-------- Dataset extract
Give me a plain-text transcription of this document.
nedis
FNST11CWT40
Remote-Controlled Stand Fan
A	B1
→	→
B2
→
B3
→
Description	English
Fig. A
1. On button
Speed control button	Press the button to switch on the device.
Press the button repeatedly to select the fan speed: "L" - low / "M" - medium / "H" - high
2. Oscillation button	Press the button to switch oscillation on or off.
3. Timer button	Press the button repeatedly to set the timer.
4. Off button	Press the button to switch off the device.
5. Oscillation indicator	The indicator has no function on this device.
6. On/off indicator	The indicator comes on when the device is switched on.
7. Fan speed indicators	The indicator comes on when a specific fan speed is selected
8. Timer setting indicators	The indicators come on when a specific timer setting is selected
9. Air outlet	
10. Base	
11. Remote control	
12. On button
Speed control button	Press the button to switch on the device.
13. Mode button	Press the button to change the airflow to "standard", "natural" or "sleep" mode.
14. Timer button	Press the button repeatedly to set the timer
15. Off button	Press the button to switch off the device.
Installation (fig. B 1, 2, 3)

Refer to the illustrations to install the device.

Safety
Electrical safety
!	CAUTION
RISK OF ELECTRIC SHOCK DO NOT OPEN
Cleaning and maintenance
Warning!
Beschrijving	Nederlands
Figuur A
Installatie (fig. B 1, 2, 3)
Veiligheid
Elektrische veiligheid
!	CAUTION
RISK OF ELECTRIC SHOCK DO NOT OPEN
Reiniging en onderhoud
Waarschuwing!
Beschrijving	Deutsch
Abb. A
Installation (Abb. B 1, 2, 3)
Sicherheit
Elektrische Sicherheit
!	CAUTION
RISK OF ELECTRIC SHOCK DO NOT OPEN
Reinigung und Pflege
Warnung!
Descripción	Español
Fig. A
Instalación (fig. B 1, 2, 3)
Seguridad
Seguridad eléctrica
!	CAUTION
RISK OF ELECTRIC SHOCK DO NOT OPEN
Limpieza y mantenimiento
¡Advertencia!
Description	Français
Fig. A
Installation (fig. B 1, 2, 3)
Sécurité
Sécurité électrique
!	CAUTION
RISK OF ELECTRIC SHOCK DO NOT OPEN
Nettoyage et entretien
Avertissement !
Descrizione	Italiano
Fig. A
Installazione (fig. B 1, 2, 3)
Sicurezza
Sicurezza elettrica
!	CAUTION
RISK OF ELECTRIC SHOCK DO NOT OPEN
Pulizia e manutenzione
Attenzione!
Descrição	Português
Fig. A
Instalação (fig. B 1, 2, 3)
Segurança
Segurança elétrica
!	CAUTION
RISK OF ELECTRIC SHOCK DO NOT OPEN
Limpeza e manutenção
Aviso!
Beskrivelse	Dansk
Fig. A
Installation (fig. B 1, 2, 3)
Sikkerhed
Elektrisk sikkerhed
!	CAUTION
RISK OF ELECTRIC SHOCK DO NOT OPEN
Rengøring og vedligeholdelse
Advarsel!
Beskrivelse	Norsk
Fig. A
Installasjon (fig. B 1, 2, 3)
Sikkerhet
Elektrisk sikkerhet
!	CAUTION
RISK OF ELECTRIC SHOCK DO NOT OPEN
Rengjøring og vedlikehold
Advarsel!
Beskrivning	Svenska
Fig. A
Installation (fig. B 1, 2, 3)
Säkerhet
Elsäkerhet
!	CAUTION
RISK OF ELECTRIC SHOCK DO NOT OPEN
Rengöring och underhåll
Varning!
----------------
#### Goal
Filter the records above and return every line that holds the word "button".

#### Final answer
1. On button
Speed control button	Press the button to switch on the device.
Press the button repeatedly to select the fan speed: "L" - low / "M" - medium / "H" - high
2. Oscillation button	Press the button to switch oscillation on or off.
3. Timer button	Press the button repeatedly to set the timer.
4. Off button	Press the button to switch off the device.
12. On button
Speed control button	Press the button to switch on the device.
13. Mode button	Press the button to change the airflow to "standard", "natural" or "sleep" mode.
14. Timer button	Press the button repeatedly to set the timer
15. Off button	Press the button to switch off the device.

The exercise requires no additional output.